TASK STATEMENT: Scan the entries below. List each line with "éves".

MATERIAL FOR THIS TASK:
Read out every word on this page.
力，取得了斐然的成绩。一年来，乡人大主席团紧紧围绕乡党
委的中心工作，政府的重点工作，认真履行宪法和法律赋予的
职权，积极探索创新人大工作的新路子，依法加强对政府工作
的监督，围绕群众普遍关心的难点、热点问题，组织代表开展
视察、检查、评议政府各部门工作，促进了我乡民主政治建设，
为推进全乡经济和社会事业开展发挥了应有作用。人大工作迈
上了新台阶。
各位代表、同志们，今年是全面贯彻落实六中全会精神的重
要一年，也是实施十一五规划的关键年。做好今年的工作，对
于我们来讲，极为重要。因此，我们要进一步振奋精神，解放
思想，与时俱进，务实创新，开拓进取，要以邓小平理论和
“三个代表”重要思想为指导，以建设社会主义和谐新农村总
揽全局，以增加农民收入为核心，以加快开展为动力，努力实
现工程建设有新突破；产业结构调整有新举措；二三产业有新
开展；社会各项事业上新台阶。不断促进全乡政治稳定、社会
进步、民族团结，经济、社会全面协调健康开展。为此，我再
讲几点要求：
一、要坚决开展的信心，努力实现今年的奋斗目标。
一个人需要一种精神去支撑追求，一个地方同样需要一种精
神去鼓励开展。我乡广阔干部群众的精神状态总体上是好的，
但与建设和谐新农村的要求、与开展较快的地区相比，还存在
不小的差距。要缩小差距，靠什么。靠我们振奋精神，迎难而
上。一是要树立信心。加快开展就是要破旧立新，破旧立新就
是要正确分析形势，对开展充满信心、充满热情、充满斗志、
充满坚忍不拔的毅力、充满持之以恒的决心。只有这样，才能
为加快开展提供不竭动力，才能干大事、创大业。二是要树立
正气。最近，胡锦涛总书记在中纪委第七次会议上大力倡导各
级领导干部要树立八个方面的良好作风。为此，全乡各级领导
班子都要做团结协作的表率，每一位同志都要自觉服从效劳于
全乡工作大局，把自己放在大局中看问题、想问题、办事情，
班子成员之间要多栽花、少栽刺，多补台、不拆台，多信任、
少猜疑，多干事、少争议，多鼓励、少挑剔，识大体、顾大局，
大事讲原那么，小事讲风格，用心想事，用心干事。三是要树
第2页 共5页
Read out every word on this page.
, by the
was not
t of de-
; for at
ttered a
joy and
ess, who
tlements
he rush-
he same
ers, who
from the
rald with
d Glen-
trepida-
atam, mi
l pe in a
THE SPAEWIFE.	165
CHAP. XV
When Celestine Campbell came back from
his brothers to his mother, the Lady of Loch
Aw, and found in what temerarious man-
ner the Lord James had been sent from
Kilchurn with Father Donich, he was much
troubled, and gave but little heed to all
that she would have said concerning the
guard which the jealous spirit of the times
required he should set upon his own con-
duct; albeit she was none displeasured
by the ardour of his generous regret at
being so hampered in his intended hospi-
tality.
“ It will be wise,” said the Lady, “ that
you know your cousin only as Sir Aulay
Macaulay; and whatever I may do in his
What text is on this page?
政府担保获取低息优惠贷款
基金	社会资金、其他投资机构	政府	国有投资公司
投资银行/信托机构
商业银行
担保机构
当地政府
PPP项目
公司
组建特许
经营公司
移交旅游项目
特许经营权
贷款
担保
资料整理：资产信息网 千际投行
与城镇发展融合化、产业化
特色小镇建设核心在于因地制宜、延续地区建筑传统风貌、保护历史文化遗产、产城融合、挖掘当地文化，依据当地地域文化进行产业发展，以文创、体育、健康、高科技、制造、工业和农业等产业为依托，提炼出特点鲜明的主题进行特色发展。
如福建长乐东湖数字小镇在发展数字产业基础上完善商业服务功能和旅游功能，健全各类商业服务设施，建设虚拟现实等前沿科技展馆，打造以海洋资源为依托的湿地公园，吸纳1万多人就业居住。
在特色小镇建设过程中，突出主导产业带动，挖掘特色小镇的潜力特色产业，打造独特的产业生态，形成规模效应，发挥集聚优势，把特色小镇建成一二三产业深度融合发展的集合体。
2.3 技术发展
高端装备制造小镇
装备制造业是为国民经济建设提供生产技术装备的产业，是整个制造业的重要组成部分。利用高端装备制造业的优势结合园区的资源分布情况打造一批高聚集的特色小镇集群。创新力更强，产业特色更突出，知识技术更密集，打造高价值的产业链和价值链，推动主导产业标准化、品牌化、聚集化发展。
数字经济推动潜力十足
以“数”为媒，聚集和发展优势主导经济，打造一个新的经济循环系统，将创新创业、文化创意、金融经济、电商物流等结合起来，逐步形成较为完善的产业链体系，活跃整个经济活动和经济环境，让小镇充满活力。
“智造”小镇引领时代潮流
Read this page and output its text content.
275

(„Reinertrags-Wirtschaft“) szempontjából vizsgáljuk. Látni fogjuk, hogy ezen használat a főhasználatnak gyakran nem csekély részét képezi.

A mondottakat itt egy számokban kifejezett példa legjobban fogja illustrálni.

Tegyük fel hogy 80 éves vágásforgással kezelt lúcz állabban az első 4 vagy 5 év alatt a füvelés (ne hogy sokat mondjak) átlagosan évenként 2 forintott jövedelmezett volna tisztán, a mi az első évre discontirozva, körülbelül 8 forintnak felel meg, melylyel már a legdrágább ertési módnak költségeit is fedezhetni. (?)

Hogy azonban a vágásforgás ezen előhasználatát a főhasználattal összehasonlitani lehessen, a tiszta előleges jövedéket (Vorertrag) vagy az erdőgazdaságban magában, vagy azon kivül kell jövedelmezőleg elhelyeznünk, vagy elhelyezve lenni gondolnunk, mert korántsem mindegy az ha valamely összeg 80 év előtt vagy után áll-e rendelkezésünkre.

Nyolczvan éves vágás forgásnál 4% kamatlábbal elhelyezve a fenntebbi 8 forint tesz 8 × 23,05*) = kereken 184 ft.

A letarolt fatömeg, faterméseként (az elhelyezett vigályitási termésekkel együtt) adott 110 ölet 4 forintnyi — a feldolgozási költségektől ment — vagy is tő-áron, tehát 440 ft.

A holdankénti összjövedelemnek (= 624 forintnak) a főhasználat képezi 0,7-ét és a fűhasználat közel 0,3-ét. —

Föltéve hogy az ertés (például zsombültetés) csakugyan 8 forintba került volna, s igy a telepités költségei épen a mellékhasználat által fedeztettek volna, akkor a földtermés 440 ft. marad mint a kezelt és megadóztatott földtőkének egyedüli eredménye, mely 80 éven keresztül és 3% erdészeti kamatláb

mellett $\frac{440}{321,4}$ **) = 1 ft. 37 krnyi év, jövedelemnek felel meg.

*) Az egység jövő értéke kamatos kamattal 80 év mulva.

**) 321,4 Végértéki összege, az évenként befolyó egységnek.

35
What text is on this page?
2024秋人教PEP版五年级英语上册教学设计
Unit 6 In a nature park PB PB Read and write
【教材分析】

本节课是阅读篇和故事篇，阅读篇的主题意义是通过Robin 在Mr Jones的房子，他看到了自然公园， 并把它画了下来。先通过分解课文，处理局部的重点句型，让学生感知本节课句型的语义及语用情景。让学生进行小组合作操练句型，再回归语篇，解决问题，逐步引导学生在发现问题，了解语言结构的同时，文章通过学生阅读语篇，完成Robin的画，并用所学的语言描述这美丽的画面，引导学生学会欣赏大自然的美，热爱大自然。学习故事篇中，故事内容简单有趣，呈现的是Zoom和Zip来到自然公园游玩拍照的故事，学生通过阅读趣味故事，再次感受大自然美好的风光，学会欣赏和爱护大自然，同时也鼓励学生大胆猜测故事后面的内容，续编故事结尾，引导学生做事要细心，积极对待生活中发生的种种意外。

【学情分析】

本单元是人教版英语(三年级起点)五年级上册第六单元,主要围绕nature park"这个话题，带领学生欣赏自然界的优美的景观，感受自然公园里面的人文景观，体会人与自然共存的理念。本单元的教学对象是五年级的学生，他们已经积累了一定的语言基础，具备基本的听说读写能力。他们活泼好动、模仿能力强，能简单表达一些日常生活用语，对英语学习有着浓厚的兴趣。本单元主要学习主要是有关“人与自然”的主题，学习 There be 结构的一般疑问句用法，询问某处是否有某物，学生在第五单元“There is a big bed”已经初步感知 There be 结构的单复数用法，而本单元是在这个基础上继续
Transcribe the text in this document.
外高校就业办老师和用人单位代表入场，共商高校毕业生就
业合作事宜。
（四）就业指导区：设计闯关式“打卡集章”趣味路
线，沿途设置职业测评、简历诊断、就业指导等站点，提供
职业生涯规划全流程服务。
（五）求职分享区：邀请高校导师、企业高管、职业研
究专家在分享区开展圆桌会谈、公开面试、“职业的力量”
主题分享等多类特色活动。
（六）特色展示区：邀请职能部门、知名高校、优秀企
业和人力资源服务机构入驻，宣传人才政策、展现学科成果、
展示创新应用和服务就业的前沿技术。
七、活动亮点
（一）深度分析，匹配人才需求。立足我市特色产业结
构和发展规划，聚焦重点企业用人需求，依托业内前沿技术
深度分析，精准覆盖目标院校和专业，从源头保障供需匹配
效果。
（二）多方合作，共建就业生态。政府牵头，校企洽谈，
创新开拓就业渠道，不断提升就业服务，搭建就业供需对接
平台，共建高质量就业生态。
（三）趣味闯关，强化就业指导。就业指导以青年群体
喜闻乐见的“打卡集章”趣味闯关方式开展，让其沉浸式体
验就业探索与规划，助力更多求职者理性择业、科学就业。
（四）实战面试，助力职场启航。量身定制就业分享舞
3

FINISHED EXERCISE:
Tegyük fel hogy 80 éves vágásforgással kezelt lúcz állabban az első 4 vagy 5 év alatt a füvelés (ne hogy sokat mondjak) átlagosan évenként 2 forintott jövedelmezett volna tisztán, a mi az első évre discontirozva, körülbelül 8 forintnak felel meg, melylyel már a legdrágább ertési módnak költségeit is fedezhetni. (?)
Nyolczvan éves vágás forgásnál 4% kamatlábbal elhelyezve a fenntebbi 8 forint tesz 8 × 23,05*) = kereken 184 ft.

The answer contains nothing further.